%%

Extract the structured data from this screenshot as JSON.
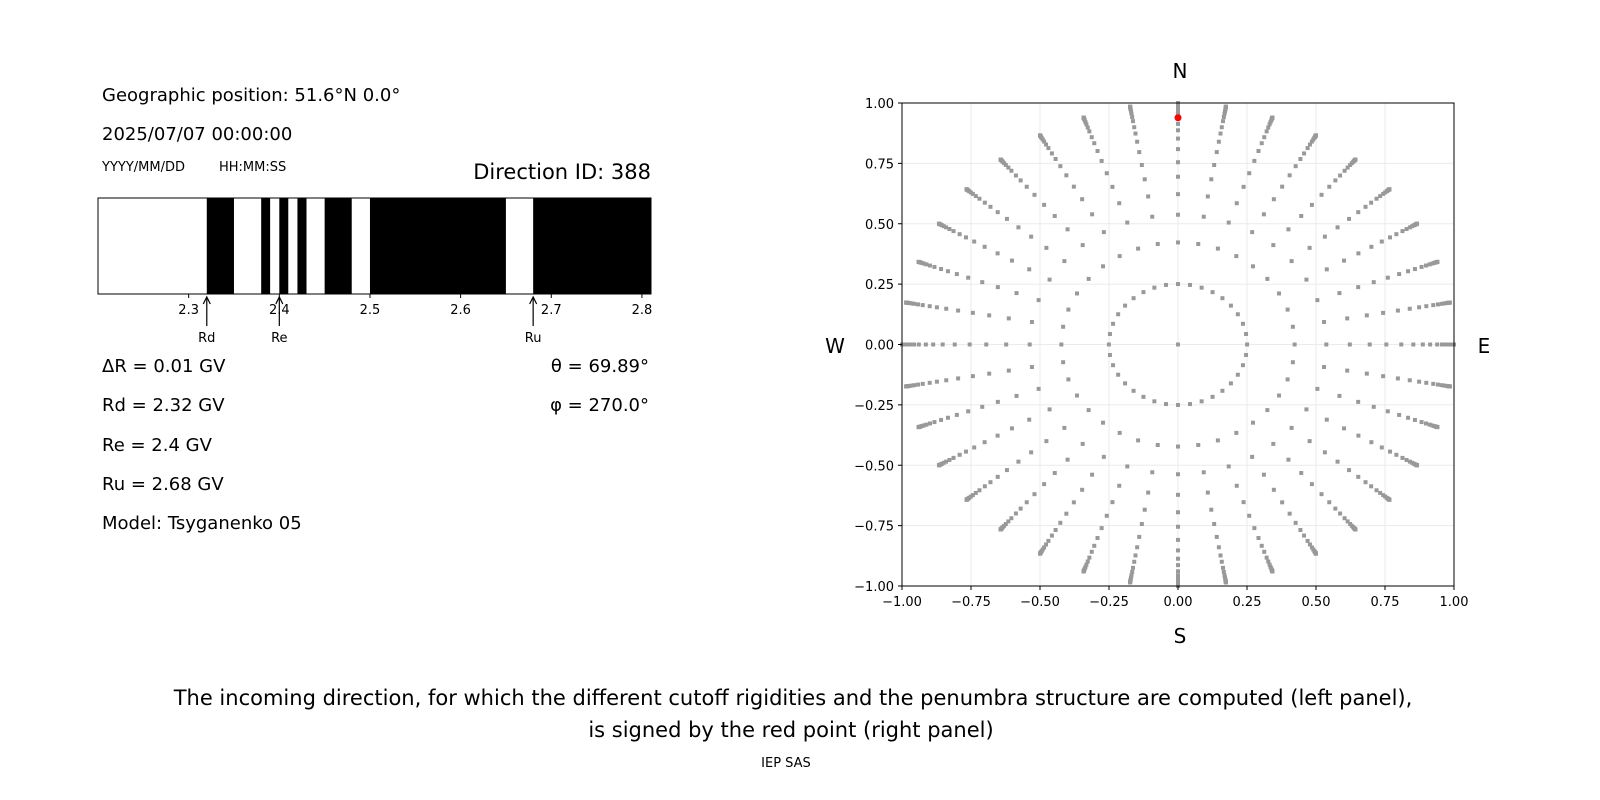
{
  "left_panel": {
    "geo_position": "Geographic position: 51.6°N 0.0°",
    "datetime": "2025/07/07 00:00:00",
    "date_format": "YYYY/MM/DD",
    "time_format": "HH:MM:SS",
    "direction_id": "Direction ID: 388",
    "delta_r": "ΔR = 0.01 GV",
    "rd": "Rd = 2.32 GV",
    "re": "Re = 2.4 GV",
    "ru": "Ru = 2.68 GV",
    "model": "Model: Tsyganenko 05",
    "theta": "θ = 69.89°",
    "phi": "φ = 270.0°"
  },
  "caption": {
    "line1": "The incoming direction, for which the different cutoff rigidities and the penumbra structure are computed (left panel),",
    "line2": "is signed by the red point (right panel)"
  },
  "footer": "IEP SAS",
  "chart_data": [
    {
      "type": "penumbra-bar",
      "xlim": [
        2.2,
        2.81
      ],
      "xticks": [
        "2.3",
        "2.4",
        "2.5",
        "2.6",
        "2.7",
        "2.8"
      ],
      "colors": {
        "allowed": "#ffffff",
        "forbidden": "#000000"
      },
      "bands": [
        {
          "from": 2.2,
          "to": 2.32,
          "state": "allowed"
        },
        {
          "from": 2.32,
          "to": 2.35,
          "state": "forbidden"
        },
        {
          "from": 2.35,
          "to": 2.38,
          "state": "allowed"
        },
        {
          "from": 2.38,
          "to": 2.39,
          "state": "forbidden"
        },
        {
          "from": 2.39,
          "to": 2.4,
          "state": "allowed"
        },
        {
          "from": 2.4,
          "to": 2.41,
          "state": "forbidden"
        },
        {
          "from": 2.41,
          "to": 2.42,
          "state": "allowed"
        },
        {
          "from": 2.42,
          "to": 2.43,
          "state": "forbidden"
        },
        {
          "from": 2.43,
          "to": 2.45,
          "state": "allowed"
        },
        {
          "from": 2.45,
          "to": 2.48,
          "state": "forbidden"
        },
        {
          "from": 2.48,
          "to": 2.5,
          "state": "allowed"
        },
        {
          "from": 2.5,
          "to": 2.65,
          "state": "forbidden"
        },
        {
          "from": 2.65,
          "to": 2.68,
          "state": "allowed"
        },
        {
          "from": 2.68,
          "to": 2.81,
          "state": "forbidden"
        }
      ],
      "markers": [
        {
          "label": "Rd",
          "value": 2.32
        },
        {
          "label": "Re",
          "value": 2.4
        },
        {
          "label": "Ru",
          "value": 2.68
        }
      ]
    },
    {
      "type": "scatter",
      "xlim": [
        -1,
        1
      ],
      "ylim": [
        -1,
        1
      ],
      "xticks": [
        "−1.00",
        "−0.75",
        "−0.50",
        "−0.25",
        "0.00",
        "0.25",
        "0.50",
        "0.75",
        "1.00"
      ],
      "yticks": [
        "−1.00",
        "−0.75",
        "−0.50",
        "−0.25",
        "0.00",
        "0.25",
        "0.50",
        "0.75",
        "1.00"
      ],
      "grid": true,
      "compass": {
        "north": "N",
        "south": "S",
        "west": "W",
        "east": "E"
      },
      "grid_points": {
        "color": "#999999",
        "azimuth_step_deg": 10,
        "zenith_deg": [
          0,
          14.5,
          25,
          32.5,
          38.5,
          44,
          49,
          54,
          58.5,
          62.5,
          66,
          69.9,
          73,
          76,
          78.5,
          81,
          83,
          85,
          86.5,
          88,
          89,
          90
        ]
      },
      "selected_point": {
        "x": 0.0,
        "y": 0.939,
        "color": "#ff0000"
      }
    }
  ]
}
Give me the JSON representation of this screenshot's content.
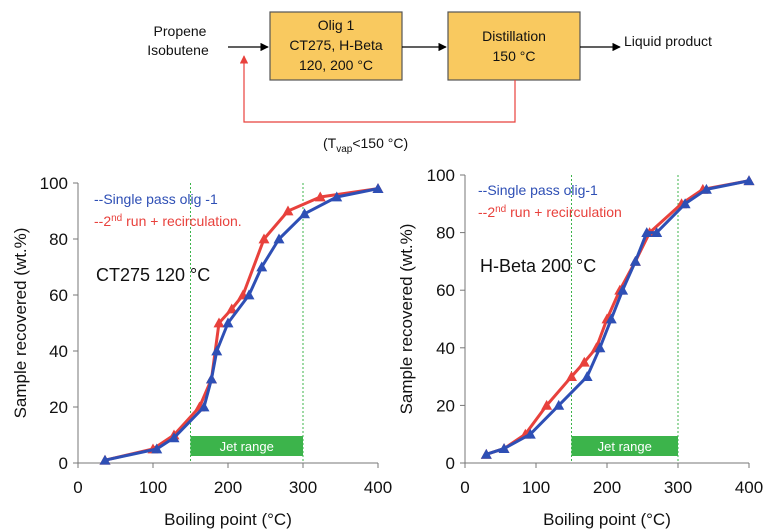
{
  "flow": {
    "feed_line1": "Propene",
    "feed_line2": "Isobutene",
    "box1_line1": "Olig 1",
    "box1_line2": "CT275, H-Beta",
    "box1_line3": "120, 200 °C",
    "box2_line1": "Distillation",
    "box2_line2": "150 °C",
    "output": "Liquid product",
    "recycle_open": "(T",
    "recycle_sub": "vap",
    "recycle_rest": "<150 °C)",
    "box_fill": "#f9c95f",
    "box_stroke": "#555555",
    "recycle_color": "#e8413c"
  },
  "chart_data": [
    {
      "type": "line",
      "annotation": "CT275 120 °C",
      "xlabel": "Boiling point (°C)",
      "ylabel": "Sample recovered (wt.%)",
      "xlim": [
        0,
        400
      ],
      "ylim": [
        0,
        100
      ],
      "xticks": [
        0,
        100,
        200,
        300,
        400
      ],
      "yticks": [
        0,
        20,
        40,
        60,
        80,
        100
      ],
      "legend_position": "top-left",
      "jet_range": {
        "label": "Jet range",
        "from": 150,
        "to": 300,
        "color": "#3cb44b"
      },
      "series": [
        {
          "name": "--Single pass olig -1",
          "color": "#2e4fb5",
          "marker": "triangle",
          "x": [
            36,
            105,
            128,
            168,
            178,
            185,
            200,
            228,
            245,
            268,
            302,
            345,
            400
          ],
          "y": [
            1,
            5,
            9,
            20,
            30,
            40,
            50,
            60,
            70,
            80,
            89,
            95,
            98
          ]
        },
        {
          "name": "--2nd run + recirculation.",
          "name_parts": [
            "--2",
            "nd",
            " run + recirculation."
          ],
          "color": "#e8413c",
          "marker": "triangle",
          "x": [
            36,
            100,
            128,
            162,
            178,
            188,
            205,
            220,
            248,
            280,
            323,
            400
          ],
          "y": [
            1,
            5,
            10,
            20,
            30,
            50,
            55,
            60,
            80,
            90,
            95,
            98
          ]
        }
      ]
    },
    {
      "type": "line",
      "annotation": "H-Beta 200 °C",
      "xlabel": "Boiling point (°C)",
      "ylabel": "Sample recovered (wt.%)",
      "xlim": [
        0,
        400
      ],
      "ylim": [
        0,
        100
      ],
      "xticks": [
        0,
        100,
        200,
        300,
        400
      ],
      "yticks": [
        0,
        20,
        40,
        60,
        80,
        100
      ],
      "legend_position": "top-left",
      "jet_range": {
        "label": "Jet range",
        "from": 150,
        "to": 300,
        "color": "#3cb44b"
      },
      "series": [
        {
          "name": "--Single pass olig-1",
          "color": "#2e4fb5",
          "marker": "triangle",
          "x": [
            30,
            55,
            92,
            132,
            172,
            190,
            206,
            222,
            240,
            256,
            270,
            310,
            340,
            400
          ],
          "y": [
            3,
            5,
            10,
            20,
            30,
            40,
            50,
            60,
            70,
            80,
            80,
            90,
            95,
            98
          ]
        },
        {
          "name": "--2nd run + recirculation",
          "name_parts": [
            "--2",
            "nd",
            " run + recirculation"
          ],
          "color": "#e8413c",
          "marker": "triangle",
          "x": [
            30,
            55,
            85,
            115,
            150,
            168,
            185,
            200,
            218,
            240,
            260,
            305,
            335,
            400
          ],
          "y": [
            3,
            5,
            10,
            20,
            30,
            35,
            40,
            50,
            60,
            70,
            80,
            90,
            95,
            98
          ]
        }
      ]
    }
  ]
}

%%

**Short exercise:**
Make a list of all lines in the data that contain "JSON".

**Correct answer:**
Extract the structured data from this screenshot as JSON.
Give me the JSON representation of this screenshot's content.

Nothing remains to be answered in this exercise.